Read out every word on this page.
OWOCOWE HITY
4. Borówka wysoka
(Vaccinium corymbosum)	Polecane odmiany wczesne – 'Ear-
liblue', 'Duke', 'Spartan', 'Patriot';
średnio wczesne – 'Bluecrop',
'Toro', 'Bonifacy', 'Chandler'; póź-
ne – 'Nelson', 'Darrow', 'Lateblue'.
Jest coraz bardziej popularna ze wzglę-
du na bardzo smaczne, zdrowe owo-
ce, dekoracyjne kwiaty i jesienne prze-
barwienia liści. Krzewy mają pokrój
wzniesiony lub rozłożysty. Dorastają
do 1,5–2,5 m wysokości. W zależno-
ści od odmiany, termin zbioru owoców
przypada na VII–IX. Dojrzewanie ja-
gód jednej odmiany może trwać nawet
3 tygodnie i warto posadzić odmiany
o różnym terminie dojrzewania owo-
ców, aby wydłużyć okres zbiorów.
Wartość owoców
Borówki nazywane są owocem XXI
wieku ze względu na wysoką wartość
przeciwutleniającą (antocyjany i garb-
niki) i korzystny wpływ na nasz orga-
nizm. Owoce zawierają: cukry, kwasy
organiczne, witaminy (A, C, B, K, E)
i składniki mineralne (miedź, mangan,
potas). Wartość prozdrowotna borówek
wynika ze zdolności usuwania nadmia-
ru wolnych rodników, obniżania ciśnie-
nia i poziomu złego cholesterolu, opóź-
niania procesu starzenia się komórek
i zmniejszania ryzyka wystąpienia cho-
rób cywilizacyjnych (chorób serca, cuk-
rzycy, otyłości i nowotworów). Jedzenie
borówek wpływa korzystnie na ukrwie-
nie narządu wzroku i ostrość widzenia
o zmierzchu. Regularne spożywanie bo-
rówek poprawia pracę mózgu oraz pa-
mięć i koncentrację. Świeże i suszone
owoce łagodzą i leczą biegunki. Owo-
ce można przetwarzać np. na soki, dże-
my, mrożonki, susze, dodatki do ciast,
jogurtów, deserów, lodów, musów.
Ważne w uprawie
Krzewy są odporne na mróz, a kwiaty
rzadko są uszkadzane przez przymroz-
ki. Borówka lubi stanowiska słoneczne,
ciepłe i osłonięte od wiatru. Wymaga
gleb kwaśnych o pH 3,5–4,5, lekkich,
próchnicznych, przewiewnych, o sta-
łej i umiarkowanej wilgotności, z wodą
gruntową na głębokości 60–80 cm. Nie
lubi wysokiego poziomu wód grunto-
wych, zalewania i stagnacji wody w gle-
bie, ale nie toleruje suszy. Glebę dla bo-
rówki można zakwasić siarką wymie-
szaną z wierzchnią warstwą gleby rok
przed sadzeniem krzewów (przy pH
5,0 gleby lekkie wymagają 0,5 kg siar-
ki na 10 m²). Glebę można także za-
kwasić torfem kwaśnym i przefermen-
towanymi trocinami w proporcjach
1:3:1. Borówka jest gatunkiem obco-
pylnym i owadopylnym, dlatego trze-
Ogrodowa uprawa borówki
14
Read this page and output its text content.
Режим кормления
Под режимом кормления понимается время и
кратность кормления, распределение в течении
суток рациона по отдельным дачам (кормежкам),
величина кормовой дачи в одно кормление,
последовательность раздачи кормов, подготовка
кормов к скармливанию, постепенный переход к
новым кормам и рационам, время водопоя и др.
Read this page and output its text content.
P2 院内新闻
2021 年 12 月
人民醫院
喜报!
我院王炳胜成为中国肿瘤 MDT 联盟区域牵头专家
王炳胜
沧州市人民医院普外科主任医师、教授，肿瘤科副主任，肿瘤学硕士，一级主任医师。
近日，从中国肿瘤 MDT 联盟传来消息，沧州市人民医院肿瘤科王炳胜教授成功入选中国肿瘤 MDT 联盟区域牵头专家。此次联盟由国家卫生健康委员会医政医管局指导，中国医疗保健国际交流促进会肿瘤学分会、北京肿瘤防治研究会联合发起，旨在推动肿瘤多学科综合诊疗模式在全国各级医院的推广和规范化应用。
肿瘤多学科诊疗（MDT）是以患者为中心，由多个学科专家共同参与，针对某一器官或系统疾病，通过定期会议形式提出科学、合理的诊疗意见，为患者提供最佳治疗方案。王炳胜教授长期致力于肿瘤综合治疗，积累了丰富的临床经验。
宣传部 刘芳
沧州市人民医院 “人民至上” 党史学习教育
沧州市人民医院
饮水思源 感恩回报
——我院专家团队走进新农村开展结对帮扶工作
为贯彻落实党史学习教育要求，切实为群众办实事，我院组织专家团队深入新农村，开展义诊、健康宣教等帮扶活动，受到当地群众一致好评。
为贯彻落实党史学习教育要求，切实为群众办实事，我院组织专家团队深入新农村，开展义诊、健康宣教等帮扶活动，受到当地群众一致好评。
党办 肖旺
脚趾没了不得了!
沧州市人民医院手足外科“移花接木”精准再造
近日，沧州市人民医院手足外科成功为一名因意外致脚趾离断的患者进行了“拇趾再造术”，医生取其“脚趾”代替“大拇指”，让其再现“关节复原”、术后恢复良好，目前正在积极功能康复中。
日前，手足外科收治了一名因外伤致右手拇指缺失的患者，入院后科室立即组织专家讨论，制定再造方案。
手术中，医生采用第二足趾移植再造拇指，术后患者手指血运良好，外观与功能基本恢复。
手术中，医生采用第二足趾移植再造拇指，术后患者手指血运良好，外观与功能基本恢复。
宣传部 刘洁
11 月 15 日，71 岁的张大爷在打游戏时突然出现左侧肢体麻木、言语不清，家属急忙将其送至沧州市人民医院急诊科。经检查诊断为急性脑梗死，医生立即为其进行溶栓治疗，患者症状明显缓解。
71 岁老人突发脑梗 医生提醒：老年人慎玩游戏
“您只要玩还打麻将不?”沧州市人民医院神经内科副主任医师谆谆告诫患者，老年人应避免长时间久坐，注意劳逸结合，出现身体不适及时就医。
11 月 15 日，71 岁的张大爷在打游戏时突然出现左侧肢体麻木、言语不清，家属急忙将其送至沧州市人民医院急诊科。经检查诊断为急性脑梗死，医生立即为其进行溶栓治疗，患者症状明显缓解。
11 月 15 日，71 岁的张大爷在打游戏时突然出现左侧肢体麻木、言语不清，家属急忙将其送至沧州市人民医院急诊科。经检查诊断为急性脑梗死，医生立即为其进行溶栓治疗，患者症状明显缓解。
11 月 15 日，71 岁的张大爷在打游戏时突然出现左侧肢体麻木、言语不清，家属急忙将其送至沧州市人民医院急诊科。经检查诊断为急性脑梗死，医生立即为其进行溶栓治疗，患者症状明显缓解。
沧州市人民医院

● Problem statement:
Make a verbatim copy of every entry shown above.

● The completed task:
Read out every word on this page.
OWOCOWE HITY
4. Borówka wysoka
(Vaccinium corymbosum)	Polecane odmiany wczesne – 'Ear-
liblue', 'Duke', 'Spartan', 'Patriot';
średnio wczesne – 'Bluecrop',
'Toro', 'Bonifacy', 'Chandler'; póź-
ne – 'Nelson', 'Darrow', 'Lateblue'.
Jest coraz bardziej popularna ze wzglę-
du na bardzo smaczne, zdrowe owo-
ce, dekoracyjne kwiaty i jesienne prze-
barwienia liści. Krzewy mają pokrój
wzniesiony lub rozłożysty. Dorastają
do 1,5–2,5 m wysokości. W zależno-
ści od odmiany, termin zbioru owoców
przypada na VII–IX. Dojrzewanie ja-
gód jednej odmiany może trwać nawet
3 tygodnie i warto posadzić odmiany
o różnym terminie dojrzewania owo-
ców, aby wydłużyć okres zbiorów.
Wartość owoców
Borówki nazywane są owocem XXI
wieku ze względu na wysoką wartość
przeciwutleniającą (antocyjany i garb-
niki) i korzystny wpływ na nasz orga-
nizm. Owoce zawierają: cukry, kwasy
organiczne, witaminy (A, C, B, K, E)
i składniki mineralne (miedź, mangan,
potas). Wartość prozdrowotna borówek
wynika ze zdolności usuwania nadmia-
ru wolnych rodników, obniżania ciśnie-
nia i poziomu złego cholesterolu, opóź-
niania procesu starzenia się komórek
i zmniejszania ryzyka wystąpienia cho-
rób cywilizacyjnych (chorób serca, cuk-
rzycy, otyłości i nowotworów). Jedzenie
borówek wpływa korzystnie na ukrwie-
nie narządu wzroku i ostrość widzenia
o zmierzchu. Regularne spożywanie bo-
rówek poprawia pracę mózgu oraz pa-
mięć i koncentrację. Świeże i suszone
owoce łagodzą i leczą biegunki. Owo-
ce można przetwarzać np. na soki, dże-
my, mrożonki, susze, dodatki do ciast,
jogurtów, deserów, lodów, musów.
Ważne w uprawie
Krzewy są odporne na mróz, a kwiaty
rzadko są uszkadzane przez przymroz-
ki. Borówka lubi stanowiska słoneczne,
ciepłe i osłonięte od wiatru. Wymaga
gleb kwaśnych o pH 3,5–4,5, lekkich,
próchnicznych, przewiewnych, o sta-
łej i umiarkowanej wilgotności, z wodą
gruntową na głębokości 60–80 cm. Nie
lubi wysokiego poziomu wód grunto-
wych, zalewania i stagnacji wody w gle-
bie, ale nie toleruje suszy. Glebę dla bo-
rówki można zakwasić siarką wymie-
szaną z wierzchnią warstwą gleby rok
przed sadzeniem krzewów (przy pH
5,0 gleby lekkie wymagają 0,5 kg siar-
ki na 10 m²). Glebę można także za-
kwasić torfem kwaśnym i przefermen-
towanymi trocinami w proporcjach
1:3:1. Borówka jest gatunkiem obco-
pylnym i owadopylnym, dlatego trze-
Ogrodowa uprawa borówki
14
Read this page and output its text content.
Режим кормления
Под режимом кормления понимается время и
кратность кормления, распределение в течении
суток рациона по отдельным дачам (кормежкам),
величина кормовой дачи в одно кормление,
последовательность раздачи кормов, подготовка
кормов к скармливанию, постепенный переход к
новым кормам и рационам, время водопоя и др.
Read this page and output its text content.
P2 院内新闻
2021 年 12 月
人民醫院
喜报!
我院王炳胜成为中国肿瘤 MDT 联盟区域牵头专家
王炳胜
沧州市人民医院普外科主任医师、教授，肿瘤科副主任，肿瘤学硕士，一级主任医师。
近日，从中国肿瘤 MDT 联盟传来消息，沧州市人民医院肿瘤科王炳胜教授成功入选中国肿瘤 MDT 联盟区域牵头专家。此次联盟由国家卫生健康委员会医政医管局指导，中国医疗保健国际交流促进会肿瘤学分会、北京肿瘤防治研究会联合发起，旨在推动肿瘤多学科综合诊疗模式在全国各级医院的推广和规范化应用。
肿瘤多学科诊疗（MDT）是以患者为中心，由多个学科专家共同参与，针对某一器官或系统疾病，通过定期会议形式提出科学、合理的诊疗意见，为患者提供最佳治疗方案。王炳胜教授长期致力于肿瘤综合治疗，积累了丰富的临床经验。
宣传部 刘芳
沧州市人民医院 “人民至上” 党史学习教育
沧州市人民医院
饮水思源 感恩回报
——我院专家团队走进新农村开展结对帮扶工作
为贯彻落实党史学习教育要求，切实为群众办实事，我院组织专家团队深入新农村，开展义诊、健康宣教等帮扶活动，受到当地群众一致好评。
为贯彻落实党史学习教育要求，切实为群众办实事，我院组织专家团队深入新农村，开展义诊、健康宣教等帮扶活动，受到当地群众一致好评。
党办 肖旺
脚趾没了不得了!
沧州市人民医院手足外科“移花接木”精准再造
近日，沧州市人民医院手足外科成功为一名因意外致脚趾离断的患者进行了“拇趾再造术”，医生取其“脚趾”代替“大拇指”，让其再现“关节复原”、术后恢复良好，目前正在积极功能康复中。
日前，手足外科收治了一名因外伤致右手拇指缺失的患者，入院后科室立即组织专家讨论，制定再造方案。
手术中，医生采用第二足趾移植再造拇指，术后患者手指血运良好，外观与功能基本恢复。
手术中，医生采用第二足趾移植再造拇指，术后患者手指血运良好，外观与功能基本恢复。
宣传部 刘洁
11 月 15 日，71 岁的张大爷在打游戏时突然出现左侧肢体麻木、言语不清，家属急忙将其送至沧州市人民医院急诊科。经检查诊断为急性脑梗死，医生立即为其进行溶栓治疗，患者症状明显缓解。
71 岁老人突发脑梗 医生提醒：老年人慎玩游戏
“您只要玩还打麻将不?”沧州市人民医院神经内科副主任医师谆谆告诫患者，老年人应避免长时间久坐，注意劳逸结合，出现身体不适及时就医。
11 月 15 日，71 岁的张大爷在打游戏时突然出现左侧肢体麻木、言语不清，家属急忙将其送至沧州市人民医院急诊科。经检查诊断为急性脑梗死，医生立即为其进行溶栓治疗，患者症状明显缓解。
11 月 15 日，71 岁的张大爷在打游戏时突然出现左侧肢体麻木、言语不清，家属急忙将其送至沧州市人民医院急诊科。经检查诊断为急性脑梗死，医生立即为其进行溶栓治疗，患者症状明显缓解。
11 月 15 日，71 岁的张大爷在打游戏时突然出现左侧肢体麻木、言语不清，家属急忙将其送至沧州市人民医院急诊科。经检查诊断为急性脑梗死，医生立即为其进行溶栓治疗，患者症状明显缓解。
沧州市人民医院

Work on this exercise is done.